• _TASK STATEMENT_
Locate the lines of the listing below that hold "JSON", then copy each of them.

• _DATA SHOWN_
● ● ●

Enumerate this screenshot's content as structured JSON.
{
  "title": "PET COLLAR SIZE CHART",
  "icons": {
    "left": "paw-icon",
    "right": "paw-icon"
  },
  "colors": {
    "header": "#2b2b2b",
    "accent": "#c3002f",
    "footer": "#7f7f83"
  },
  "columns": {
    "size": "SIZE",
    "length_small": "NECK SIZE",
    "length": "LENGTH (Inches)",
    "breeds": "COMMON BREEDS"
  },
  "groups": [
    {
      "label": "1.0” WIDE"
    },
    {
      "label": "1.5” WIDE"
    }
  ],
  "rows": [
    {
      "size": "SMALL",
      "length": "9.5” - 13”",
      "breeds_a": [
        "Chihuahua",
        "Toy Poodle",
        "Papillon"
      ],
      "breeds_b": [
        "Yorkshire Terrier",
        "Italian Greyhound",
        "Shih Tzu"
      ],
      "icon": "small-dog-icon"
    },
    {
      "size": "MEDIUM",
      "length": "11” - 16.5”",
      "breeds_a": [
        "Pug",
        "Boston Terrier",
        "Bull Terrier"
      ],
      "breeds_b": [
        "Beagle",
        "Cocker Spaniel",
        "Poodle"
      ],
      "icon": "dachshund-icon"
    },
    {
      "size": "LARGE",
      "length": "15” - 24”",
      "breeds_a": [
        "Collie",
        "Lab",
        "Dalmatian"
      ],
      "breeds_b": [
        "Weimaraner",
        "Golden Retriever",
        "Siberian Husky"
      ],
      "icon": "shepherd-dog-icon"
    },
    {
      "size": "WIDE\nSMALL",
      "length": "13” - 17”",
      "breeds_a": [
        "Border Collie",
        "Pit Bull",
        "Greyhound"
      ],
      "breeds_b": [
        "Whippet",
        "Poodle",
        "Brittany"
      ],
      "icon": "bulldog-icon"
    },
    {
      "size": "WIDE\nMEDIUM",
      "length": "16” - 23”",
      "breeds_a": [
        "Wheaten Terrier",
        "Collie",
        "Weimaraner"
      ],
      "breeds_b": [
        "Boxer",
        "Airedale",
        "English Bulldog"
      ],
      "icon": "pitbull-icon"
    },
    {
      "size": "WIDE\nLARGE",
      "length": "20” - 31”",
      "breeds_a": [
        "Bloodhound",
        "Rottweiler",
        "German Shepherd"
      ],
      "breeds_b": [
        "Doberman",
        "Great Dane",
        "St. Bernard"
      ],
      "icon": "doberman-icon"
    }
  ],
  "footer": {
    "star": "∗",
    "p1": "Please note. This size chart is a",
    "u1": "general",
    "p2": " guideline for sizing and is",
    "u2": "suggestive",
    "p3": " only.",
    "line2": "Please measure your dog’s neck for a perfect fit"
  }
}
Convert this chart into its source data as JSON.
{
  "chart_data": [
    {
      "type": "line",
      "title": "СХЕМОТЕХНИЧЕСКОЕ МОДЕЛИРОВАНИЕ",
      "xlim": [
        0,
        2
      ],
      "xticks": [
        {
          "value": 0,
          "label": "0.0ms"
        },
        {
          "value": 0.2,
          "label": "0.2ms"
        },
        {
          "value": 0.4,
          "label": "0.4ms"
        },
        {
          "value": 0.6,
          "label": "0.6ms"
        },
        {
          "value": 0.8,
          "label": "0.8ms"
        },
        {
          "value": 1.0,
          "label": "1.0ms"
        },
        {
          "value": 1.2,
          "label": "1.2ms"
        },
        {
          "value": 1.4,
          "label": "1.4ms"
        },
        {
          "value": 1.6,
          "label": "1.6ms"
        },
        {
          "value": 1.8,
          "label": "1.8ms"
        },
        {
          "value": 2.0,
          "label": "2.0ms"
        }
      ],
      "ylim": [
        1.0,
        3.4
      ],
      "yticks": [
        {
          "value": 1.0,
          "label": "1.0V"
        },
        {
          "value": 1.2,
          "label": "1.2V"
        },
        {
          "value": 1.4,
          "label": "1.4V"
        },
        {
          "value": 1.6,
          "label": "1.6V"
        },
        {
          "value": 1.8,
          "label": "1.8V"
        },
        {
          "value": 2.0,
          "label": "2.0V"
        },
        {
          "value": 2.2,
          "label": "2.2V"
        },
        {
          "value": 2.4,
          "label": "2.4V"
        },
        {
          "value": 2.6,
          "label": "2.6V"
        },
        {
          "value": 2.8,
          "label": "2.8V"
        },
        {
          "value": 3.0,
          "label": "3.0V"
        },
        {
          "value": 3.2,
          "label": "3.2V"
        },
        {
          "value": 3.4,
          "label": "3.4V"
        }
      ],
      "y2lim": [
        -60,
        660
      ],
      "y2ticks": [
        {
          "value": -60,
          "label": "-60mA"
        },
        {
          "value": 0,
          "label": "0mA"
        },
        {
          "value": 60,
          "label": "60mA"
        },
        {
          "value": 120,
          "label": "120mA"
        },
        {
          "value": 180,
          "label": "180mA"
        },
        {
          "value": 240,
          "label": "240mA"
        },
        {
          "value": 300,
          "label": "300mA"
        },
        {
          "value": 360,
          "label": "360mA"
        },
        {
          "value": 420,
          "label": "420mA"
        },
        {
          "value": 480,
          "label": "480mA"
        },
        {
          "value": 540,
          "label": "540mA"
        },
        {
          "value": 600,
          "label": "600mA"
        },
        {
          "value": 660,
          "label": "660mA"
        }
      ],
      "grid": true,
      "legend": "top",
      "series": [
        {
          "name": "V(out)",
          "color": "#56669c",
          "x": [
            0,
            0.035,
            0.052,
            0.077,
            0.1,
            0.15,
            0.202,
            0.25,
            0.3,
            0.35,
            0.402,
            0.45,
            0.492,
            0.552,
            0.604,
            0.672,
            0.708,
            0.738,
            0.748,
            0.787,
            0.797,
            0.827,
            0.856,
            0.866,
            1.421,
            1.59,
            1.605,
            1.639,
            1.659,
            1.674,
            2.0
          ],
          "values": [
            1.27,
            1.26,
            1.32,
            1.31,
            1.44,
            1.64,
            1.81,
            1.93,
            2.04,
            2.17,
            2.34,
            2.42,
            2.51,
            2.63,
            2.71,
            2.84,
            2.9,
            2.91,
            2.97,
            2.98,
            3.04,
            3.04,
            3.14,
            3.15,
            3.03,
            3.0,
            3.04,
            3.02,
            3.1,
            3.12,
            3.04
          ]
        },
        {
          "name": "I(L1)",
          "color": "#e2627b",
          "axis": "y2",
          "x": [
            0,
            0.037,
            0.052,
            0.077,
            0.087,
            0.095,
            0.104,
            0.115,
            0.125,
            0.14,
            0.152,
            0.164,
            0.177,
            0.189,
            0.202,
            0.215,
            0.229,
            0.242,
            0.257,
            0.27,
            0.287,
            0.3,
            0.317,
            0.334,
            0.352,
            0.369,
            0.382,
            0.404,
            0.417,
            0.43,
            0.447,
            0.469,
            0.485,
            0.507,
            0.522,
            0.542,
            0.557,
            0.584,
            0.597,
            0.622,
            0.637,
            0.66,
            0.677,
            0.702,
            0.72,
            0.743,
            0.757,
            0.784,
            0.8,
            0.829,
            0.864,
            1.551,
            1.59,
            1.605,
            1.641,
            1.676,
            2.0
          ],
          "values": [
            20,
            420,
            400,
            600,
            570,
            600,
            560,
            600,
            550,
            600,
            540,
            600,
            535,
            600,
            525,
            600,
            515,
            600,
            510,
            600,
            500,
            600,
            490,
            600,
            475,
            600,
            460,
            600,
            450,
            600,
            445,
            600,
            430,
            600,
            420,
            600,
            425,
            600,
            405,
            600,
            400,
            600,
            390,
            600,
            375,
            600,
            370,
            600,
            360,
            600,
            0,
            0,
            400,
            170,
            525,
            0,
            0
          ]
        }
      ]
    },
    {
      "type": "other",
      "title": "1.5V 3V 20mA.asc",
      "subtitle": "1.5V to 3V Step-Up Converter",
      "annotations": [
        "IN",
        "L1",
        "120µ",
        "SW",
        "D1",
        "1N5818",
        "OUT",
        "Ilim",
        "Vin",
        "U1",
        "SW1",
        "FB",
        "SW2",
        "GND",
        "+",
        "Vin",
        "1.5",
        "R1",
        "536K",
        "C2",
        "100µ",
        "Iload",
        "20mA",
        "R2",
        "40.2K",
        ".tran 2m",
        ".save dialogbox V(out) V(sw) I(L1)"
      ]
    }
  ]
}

● ● ●

• _COMPLETED EXERCISE_
Enumerate this screenshot's content as structured JSON.
Convert this chart into its source data as JSON.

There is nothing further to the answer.